(Raw records)
## BEGIN
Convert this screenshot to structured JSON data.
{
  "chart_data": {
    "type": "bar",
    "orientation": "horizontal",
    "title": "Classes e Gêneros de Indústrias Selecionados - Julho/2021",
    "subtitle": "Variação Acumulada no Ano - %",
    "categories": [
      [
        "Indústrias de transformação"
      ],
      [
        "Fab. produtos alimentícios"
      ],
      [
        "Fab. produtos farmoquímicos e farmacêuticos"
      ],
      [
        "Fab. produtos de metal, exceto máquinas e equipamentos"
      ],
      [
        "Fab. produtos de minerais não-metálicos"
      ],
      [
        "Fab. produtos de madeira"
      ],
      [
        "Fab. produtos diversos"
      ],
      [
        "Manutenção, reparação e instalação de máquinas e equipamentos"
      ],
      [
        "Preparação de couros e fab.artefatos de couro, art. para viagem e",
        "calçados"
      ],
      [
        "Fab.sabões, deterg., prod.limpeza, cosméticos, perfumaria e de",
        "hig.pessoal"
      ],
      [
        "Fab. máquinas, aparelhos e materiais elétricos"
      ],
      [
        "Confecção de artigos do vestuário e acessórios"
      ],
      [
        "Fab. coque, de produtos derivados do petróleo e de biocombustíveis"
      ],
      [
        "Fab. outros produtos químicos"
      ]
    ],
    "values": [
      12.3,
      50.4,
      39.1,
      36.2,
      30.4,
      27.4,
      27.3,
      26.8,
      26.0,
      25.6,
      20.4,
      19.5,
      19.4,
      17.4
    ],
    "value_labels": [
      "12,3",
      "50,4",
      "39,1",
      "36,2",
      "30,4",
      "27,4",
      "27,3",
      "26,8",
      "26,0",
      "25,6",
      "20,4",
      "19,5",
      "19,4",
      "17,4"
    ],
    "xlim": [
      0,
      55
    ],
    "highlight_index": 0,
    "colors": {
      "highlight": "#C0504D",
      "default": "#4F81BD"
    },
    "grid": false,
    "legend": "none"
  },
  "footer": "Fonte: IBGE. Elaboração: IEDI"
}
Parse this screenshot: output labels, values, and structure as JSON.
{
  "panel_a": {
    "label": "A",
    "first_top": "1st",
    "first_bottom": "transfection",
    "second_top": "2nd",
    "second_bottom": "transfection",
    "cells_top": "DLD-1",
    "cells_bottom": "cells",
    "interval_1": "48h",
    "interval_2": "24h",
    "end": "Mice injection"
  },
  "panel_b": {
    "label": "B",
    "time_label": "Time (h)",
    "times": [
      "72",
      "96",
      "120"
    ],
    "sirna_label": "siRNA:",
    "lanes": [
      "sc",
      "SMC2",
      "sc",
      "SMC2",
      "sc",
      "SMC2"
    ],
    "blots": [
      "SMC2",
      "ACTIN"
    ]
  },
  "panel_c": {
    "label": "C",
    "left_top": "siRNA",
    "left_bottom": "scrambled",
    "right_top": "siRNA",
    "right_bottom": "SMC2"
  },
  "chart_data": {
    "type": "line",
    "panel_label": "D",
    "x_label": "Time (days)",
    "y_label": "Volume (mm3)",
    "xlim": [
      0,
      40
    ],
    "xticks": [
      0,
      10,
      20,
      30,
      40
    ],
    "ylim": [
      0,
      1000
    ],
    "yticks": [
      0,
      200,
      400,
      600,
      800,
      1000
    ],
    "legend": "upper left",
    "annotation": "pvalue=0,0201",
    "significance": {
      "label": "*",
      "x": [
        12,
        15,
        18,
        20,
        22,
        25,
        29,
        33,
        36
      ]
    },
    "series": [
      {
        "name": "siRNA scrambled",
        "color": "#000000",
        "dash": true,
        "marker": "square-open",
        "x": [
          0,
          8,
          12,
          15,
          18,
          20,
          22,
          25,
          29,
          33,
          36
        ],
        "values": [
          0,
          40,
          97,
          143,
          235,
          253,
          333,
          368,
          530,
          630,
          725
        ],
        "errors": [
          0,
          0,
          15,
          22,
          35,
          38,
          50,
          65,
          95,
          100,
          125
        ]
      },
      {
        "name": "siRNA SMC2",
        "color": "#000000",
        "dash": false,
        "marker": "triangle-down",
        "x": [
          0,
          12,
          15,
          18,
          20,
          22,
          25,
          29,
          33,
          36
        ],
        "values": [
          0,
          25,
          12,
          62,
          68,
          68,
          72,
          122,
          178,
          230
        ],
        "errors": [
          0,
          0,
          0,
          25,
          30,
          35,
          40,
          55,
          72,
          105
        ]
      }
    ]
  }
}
## END
Transcribe all lines as written.

Output of the task
Convert this screenshot to structured JSON data.
{
  "chart_data": {
    "type": "bar",
    "orientation": "horizontal",
    "title": "Classes e Gêneros de Indústrias Selecionados - Julho/2021",
    "subtitle": "Variação Acumulada no Ano - %",
    "categories": [
      [
        "Indústrias de transformação"
      ],
      [
        "Fab. produtos alimentícios"
      ],
      [
        "Fab. produtos farmoquímicos e farmacêuticos"
      ],
      [
        "Fab. produtos de metal, exceto máquinas e equipamentos"
      ],
      [
        "Fab. produtos de minerais não-metálicos"
      ],
      [
        "Fab. produtos de madeira"
      ],
      [
        "Fab. produtos diversos"
      ],
      [
        "Manutenção, reparação e instalação de máquinas e equipamentos"
      ],
      [
        "Preparação de couros e fab.artefatos de couro, art. para viagem e",
        "calçados"
      ],
      [
        "Fab.sabões, deterg., prod.limpeza, cosméticos, perfumaria e de",
        "hig.pessoal"
      ],
      [
        "Fab. máquinas, aparelhos e materiais elétricos"
      ],
      [
        "Confecção de artigos do vestuário e acessórios"
      ],
      [
        "Fab. coque, de produtos derivados do petróleo e de biocombustíveis"
      ],
      [
        "Fab. outros produtos químicos"
      ]
    ],
    "values": [
      12.3,
      50.4,
      39.1,
      36.2,
      30.4,
      27.4,
      27.3,
      26.8,
      26.0,
      25.6,
      20.4,
      19.5,
      19.4,
      17.4
    ],
    "value_labels": [
      "12,3",
      "50,4",
      "39,1",
      "36,2",
      "30,4",
      "27,4",
      "27,3",
      "26,8",
      "26,0",
      "25,6",
      "20,4",
      "19,5",
      "19,4",
      "17,4"
    ],
    "xlim": [
      0,
      55
    ],
    "highlight_index": 0,
    "colors": {
      "highlight": "#C0504D",
      "default": "#4F81BD"
    },
    "grid": false,
    "legend": "none"
  },
  "footer": "Fonte: IBGE. Elaboração: IEDI"
}
Parse this screenshot: output labels, values, and structure as JSON.
{
  "panel_a": {
    "label": "A",
    "first_top": "1st",
    "first_bottom": "transfection",
    "second_top": "2nd",
    "second_bottom": "transfection",
    "cells_top": "DLD-1",
    "cells_bottom": "cells",
    "interval_1": "48h",
    "interval_2": "24h",
    "end": "Mice injection"
  },
  "panel_b": {
    "label": "B",
    "time_label": "Time (h)",
    "times": [
      "72",
      "96",
      "120"
    ],
    "sirna_label": "siRNA:",
    "lanes": [
      "sc",
      "SMC2",
      "sc",
      "SMC2",
      "sc",
      "SMC2"
    ],
    "blots": [
      "SMC2",
      "ACTIN"
    ]
  },
  "panel_c": {
    "label": "C",
    "left_top": "siRNA",
    "left_bottom": "scrambled",
    "right_top": "siRNA",
    "right_bottom": "SMC2"
  },
  "chart_data": {
    "type": "line",
    "panel_label": "D",
    "x_label": "Time (days)",
    "y_label": "Volume (mm3)",
    "xlim": [
      0,
      40
    ],
    "xticks": [
      0,
      10,
      20,
      30,
      40
    ],
    "ylim": [
      0,
      1000
    ],
    "yticks": [
      0,
      200,
      400,
      600,
      800,
      1000
    ],
    "legend": "upper left",
    "annotation": "pvalue=0,0201",
    "significance": {
      "label": "*",
      "x": [
        12,
        15,
        18,
        20,
        22,
        25,
        29,
        33,
        36
      ]
    },
    "series": [
      {
        "name": "siRNA scrambled",
        "color": "#000000",
        "dash": true,
        "marker": "square-open",
        "x": [
          0,
          8,
          12,
          15,
          18,
          20,
          22,
          25,
          29,
          33,
          36
        ],
        "values": [
          0,
          40,
          97,
          143,
          235,
          253,
          333,
          368,
          530,
          630,
          725
        ],
        "errors": [
          0,
          0,
          15,
          22,
          35,
          38,
          50,
          65,
          95,
          100,
          125
        ]
      },
      {
        "name": "siRNA SMC2",
        "color": "#000000",
        "dash": false,
        "marker": "triangle-down",
        "x": [
          0,
          12,
          15,
          18,
          20,
          22,
          25,
          29,
          33,
          36
        ],
        "values": [
          0,
          25,
          12,
          62,
          68,
          68,
          72,
          122,
          178,
          230
        ],
        "errors": [
          0,
          0,
          0,
          25,
          30,
          35,
          40,
          55,
          72,
          105
        ]
      }
    ]
  }
}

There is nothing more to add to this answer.